◆ Objective
Each entry must be given again exactly; images do not belong in the copy.

(Excerpt from a dataset)
* * * * * * *
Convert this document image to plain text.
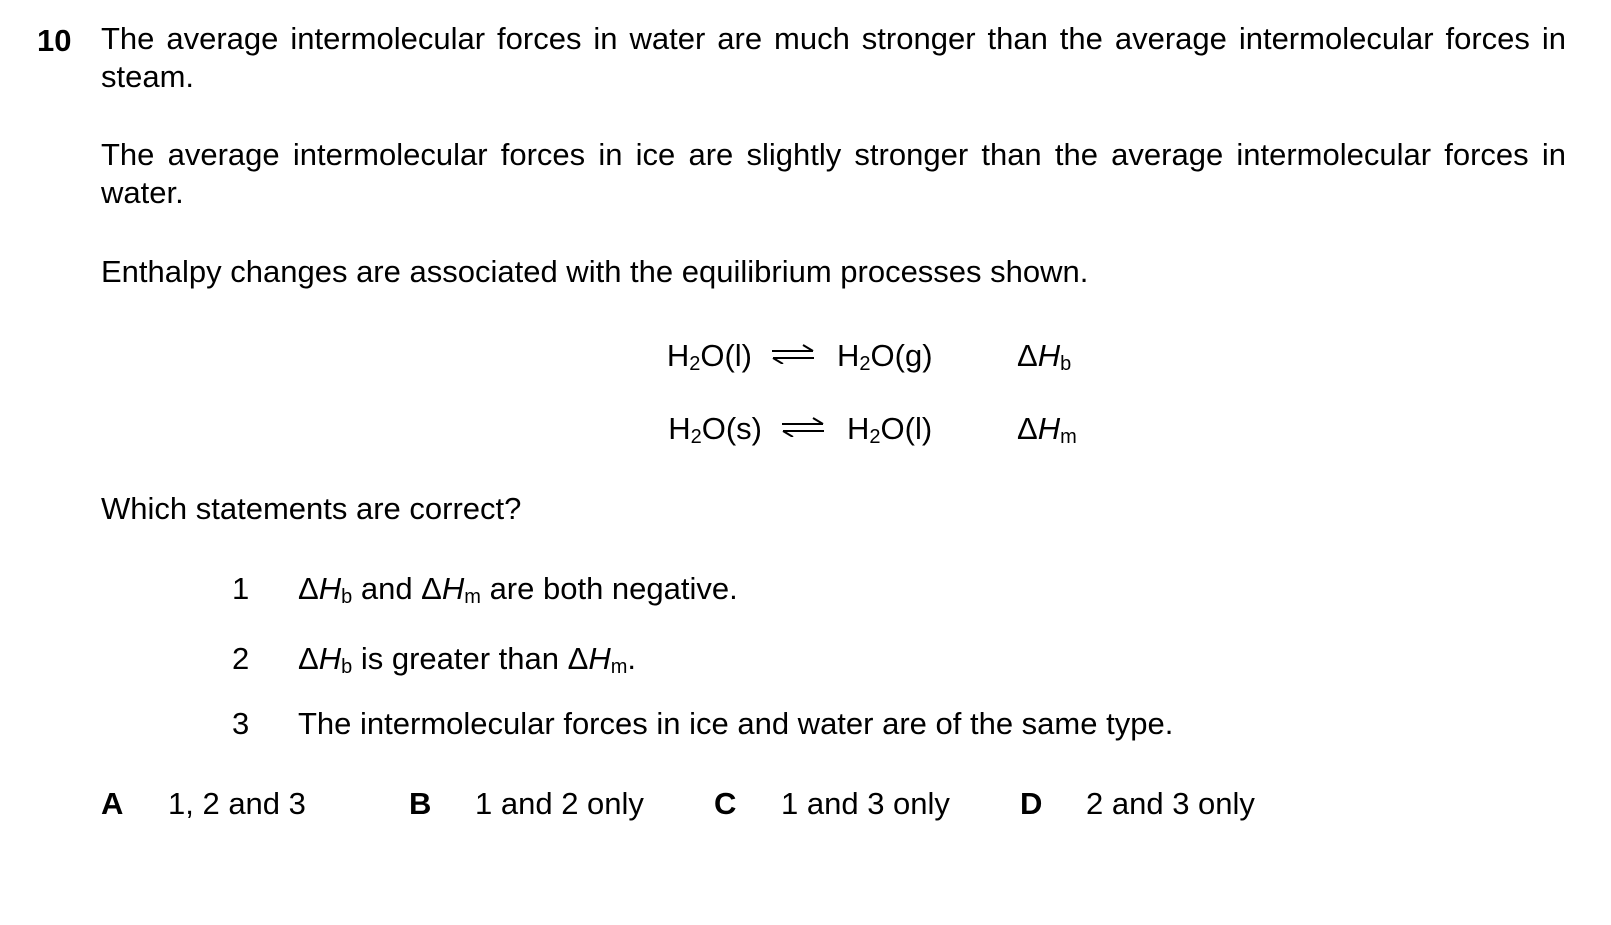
10 The average intermolecular forces in water are much stronger than the average intermolecular forces in steam.
The average intermolecular forces in ice are slightly stronger than the average intermolecular forces in water.
Enthalpy changes are associated with the equilibrium processes shown.
$H_2O(l)$ ⇌ $H_2O(g)$	$\Delta H_b$
$H_2O(s)$ ⇌ $H_2O(l)$	$\Delta H_m$
Which statements are correct?
1 $\Delta H_b$ and $\Delta H_m$ are both negative.
2 $\Delta H_b$ is greater than $\Delta H_m$.
3 The intermolecular forces in ice and water are of the same type.
A 1, 2 and 3	B 1 and 2 only C 1 and 3 only D 2 and 3 only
* * * * * * *
◆ Solution below
Convert this document image to plain text.
10 The average intermolecular forces in water are much stronger than the average intermolecular forces in steam.
The average intermolecular forces in ice are slightly stronger than the average intermolecular forces in water.
Enthalpy changes are associated with the equilibrium processes shown.
$H_2O(l)$ ⇌ $H_2O(g)$	$\Delta H_b$
$H_2O(s)$ ⇌ $H_2O(l)$	$\Delta H_m$
Which statements are correct?
1 $\Delta H_b$ and $\Delta H_m$ are both negative.
2 $\Delta H_b$ is greater than $\Delta H_m$.
3 The intermolecular forces in ice and water are of the same type.
A 1, 2 and 3	B 1 and 2 only C 1 and 3 only D 2 and 3 only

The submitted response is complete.